The exercise - Gather all lines in the entries that include the word "object".
======== Excerpted records ========
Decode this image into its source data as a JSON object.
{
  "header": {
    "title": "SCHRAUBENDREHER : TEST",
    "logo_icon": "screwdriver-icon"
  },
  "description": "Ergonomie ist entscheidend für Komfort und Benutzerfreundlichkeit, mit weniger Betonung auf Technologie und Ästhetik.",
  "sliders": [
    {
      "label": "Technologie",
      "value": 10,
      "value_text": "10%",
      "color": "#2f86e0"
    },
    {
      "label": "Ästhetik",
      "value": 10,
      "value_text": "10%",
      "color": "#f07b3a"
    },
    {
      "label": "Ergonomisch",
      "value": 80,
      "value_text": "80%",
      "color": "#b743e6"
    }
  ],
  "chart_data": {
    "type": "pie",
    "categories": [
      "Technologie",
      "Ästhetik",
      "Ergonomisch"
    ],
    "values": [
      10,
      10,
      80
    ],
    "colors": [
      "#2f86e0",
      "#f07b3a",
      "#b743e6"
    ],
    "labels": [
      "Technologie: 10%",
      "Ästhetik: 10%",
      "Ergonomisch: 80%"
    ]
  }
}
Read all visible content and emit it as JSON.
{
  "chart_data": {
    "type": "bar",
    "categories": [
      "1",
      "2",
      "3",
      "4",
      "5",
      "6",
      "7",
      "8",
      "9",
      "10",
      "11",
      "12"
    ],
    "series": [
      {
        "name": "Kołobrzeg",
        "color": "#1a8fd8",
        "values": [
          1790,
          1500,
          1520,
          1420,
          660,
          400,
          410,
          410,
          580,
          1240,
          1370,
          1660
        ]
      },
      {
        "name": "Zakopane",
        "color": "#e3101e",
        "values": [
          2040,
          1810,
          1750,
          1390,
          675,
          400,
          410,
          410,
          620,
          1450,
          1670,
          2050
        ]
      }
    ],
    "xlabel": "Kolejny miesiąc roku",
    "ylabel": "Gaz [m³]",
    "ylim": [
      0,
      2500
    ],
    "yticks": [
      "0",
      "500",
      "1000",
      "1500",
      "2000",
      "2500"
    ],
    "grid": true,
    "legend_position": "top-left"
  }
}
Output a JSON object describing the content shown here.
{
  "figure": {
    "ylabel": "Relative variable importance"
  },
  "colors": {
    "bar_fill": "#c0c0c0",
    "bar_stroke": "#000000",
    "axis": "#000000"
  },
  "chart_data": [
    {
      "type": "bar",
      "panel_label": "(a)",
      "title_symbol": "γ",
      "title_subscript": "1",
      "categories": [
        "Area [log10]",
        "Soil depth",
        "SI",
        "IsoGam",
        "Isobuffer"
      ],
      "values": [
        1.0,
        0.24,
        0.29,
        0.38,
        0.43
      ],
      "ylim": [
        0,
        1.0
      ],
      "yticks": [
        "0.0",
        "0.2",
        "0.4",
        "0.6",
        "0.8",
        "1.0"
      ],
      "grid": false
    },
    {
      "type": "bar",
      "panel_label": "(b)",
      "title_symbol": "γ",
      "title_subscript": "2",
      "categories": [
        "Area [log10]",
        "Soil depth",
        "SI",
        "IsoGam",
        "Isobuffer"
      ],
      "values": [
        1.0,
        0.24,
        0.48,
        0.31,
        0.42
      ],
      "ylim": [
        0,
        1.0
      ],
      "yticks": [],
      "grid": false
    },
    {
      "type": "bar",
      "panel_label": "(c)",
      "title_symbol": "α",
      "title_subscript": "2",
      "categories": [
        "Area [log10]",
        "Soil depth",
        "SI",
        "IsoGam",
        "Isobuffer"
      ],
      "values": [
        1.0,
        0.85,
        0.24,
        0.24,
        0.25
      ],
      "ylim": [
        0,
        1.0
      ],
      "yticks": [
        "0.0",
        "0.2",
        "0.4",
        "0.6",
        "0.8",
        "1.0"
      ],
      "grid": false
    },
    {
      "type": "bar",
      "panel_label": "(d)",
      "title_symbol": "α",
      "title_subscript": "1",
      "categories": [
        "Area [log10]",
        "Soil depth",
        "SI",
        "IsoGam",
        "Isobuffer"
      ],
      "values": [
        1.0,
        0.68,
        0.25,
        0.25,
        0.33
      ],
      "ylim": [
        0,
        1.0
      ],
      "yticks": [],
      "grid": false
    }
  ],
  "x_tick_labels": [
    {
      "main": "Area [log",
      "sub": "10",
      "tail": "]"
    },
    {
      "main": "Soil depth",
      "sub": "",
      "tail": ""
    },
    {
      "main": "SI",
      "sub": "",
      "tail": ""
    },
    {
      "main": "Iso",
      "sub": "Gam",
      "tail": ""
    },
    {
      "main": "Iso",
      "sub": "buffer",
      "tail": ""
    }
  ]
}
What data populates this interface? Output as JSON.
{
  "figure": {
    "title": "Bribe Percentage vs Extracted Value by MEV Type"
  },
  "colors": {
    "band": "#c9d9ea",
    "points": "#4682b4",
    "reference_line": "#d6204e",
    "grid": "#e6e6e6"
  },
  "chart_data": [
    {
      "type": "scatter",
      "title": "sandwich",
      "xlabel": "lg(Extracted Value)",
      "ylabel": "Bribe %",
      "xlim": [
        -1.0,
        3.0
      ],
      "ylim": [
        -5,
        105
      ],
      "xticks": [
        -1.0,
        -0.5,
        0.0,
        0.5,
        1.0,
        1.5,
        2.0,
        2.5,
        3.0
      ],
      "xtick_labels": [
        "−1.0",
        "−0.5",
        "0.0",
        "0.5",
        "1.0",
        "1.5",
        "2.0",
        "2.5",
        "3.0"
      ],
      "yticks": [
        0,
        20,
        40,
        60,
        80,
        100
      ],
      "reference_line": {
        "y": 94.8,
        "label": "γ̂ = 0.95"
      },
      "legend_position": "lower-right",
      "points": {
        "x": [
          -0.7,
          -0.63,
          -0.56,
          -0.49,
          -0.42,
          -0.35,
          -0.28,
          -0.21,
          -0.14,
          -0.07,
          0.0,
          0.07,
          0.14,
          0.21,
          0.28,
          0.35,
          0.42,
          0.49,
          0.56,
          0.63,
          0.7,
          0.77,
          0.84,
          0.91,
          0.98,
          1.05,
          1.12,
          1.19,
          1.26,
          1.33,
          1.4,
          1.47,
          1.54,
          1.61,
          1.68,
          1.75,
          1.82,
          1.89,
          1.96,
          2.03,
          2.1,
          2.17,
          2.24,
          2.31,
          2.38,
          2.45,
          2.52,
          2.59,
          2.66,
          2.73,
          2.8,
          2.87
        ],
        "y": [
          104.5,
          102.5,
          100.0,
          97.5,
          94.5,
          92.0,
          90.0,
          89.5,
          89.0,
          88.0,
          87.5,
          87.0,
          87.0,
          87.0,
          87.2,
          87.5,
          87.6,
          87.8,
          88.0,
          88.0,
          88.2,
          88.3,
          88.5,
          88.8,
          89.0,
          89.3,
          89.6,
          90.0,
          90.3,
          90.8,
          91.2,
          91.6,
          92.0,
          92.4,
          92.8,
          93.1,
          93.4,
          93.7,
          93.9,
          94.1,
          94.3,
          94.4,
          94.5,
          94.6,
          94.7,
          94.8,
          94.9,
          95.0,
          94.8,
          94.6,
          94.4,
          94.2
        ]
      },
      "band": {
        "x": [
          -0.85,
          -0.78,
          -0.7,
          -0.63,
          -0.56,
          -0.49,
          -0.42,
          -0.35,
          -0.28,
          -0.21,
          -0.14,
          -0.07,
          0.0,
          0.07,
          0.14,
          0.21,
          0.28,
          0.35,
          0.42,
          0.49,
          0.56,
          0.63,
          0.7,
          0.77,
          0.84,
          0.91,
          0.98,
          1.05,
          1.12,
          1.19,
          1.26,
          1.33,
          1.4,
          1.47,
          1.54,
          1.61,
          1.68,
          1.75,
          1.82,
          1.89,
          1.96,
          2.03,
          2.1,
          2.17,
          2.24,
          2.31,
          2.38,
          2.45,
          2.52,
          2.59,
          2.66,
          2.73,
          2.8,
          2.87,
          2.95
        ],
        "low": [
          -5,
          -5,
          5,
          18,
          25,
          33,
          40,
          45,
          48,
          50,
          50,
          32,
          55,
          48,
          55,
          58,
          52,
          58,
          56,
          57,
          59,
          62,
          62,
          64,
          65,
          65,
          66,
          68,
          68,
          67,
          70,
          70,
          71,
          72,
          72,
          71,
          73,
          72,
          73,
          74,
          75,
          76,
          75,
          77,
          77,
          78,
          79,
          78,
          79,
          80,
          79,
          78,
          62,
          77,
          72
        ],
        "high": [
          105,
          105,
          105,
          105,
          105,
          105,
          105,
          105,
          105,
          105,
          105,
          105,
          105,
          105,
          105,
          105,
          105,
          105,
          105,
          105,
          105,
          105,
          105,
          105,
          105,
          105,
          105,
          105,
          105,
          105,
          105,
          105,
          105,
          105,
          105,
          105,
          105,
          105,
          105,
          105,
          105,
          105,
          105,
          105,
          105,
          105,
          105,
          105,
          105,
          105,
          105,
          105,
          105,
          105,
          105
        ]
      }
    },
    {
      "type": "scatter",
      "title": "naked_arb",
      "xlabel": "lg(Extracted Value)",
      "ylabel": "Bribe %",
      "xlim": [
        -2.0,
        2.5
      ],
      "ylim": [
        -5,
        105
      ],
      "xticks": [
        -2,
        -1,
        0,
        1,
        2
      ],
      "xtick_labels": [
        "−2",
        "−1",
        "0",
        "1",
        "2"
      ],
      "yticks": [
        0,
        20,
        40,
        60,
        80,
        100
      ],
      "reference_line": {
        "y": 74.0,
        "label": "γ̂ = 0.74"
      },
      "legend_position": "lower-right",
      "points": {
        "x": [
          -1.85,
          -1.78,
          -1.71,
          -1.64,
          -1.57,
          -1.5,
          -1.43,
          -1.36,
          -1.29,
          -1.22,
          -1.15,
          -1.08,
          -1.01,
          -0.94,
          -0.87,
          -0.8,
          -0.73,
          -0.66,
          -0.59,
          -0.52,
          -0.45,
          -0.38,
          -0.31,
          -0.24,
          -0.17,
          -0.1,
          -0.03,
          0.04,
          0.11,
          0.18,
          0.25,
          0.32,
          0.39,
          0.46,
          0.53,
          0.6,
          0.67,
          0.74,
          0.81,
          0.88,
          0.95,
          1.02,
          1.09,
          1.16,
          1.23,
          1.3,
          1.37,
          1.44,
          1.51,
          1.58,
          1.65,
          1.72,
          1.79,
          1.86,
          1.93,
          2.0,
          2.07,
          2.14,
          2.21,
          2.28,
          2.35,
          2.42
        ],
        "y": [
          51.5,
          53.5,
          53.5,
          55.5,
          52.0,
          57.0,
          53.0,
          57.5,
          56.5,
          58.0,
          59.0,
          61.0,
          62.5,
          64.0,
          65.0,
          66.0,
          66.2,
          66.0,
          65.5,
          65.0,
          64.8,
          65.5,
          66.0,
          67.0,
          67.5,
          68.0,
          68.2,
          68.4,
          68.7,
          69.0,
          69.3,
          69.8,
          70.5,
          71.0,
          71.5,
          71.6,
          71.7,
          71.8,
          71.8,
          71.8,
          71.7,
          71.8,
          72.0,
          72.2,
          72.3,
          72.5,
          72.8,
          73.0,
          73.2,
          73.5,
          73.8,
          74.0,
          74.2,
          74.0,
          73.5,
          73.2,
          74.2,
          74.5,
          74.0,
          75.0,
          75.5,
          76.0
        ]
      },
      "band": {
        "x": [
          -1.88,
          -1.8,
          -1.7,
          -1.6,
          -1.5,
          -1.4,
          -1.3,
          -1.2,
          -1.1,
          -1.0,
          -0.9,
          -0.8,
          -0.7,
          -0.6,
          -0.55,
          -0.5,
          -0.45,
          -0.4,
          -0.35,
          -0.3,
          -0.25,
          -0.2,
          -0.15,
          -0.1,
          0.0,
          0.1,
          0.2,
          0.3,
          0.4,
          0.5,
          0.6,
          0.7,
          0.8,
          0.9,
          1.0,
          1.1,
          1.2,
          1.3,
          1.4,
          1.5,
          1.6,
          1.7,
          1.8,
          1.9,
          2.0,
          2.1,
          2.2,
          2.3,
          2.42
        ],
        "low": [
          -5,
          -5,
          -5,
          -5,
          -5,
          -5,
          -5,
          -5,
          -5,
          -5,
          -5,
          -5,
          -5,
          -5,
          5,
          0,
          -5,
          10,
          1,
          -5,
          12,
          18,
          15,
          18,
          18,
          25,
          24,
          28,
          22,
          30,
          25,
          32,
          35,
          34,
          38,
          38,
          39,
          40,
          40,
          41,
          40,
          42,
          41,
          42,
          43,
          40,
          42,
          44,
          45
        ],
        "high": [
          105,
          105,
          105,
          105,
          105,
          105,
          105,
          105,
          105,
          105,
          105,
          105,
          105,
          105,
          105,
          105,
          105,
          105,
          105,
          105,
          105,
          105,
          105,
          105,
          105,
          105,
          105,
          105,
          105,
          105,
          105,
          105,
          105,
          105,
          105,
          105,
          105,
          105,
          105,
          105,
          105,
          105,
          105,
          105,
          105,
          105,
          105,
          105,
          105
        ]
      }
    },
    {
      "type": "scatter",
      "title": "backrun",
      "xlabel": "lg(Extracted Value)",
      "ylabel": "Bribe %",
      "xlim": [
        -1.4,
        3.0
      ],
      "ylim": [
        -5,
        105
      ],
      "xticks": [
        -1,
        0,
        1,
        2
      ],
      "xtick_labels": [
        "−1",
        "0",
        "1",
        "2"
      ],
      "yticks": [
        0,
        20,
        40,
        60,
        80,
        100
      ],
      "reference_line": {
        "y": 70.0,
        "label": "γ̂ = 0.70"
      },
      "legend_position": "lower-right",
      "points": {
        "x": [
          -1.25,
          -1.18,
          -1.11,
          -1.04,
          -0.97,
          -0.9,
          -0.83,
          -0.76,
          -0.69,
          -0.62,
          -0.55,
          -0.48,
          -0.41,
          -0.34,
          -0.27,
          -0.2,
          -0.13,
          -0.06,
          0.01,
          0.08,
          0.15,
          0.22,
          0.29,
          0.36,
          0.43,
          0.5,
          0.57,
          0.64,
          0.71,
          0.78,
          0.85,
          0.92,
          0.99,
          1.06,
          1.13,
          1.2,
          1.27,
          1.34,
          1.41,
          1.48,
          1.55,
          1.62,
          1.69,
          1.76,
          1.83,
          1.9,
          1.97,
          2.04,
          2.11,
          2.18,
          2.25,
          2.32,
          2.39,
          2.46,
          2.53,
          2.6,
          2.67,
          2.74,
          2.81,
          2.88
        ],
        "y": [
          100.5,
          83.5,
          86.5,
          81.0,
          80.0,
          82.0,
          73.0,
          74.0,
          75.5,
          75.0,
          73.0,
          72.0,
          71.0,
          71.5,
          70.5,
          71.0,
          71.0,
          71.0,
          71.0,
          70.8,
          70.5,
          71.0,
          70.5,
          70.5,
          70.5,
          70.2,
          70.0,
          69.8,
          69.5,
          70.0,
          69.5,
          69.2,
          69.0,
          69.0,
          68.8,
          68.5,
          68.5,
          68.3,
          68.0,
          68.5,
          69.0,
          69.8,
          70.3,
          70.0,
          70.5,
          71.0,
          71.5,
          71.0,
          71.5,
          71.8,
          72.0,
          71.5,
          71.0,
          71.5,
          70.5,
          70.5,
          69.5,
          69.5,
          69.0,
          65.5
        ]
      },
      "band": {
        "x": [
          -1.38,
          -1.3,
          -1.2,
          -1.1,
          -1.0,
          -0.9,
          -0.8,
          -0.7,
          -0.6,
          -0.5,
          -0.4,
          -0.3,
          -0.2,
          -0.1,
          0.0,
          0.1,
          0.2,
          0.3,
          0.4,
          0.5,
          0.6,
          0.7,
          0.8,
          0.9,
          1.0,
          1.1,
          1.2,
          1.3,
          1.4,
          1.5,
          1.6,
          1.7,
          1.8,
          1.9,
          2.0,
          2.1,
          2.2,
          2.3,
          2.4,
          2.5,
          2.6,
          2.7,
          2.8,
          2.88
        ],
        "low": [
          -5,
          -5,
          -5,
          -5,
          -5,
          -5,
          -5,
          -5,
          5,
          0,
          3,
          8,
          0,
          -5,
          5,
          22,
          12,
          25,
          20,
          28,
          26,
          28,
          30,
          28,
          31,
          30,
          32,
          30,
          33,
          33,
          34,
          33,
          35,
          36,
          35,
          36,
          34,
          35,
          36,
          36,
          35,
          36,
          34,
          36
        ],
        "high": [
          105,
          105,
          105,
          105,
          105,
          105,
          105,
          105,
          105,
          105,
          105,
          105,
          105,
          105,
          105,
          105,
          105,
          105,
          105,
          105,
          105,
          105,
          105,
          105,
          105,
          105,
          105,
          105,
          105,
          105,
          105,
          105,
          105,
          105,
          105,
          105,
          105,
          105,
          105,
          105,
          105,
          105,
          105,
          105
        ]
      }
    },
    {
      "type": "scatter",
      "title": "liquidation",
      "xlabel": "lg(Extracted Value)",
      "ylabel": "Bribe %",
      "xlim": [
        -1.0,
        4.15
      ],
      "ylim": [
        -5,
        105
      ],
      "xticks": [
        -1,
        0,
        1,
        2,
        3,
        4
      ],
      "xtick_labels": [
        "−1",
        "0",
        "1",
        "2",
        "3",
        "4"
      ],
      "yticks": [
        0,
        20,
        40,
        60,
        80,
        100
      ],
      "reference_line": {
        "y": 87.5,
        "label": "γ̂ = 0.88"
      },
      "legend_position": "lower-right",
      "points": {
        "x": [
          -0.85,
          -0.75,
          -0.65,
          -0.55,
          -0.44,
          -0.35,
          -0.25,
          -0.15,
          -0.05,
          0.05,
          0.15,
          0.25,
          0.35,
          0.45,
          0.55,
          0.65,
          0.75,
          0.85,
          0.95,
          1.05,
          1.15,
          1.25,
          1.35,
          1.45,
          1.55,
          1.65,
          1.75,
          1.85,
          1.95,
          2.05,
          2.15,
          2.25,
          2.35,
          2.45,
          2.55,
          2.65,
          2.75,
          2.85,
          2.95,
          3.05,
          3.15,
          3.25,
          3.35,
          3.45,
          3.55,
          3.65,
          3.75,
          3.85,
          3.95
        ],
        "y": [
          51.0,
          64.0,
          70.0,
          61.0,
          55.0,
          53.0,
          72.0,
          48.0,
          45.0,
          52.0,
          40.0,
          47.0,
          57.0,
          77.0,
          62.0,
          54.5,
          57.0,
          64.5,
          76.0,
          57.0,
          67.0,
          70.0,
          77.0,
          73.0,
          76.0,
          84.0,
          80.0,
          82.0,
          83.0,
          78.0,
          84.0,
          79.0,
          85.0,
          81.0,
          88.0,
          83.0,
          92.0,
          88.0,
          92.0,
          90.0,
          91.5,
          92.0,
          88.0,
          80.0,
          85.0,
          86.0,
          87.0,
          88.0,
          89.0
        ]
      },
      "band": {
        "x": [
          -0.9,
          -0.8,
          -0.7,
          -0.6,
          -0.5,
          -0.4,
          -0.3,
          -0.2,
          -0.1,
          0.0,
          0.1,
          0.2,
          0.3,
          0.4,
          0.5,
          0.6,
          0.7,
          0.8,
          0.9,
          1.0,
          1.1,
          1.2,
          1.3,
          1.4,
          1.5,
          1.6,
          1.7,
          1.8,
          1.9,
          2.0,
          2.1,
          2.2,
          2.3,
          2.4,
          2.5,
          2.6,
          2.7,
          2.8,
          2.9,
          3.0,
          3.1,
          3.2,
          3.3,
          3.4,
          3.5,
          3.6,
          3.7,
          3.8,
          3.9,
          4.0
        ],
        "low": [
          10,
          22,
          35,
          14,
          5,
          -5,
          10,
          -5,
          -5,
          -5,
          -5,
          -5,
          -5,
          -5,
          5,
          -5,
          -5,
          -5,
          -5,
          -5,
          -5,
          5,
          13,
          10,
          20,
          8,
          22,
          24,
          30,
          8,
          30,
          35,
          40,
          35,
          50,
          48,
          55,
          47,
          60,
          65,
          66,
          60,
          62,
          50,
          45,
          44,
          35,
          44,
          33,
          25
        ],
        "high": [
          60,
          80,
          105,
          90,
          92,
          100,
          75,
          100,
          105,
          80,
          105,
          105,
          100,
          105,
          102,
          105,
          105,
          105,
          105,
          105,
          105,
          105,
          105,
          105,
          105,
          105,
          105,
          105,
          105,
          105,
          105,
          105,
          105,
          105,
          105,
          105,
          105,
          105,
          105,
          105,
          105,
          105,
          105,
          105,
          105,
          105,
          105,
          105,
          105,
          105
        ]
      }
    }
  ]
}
========
Written response -
Decode this image into its source data as a JSON object.
Output a JSON object describing the content shown here.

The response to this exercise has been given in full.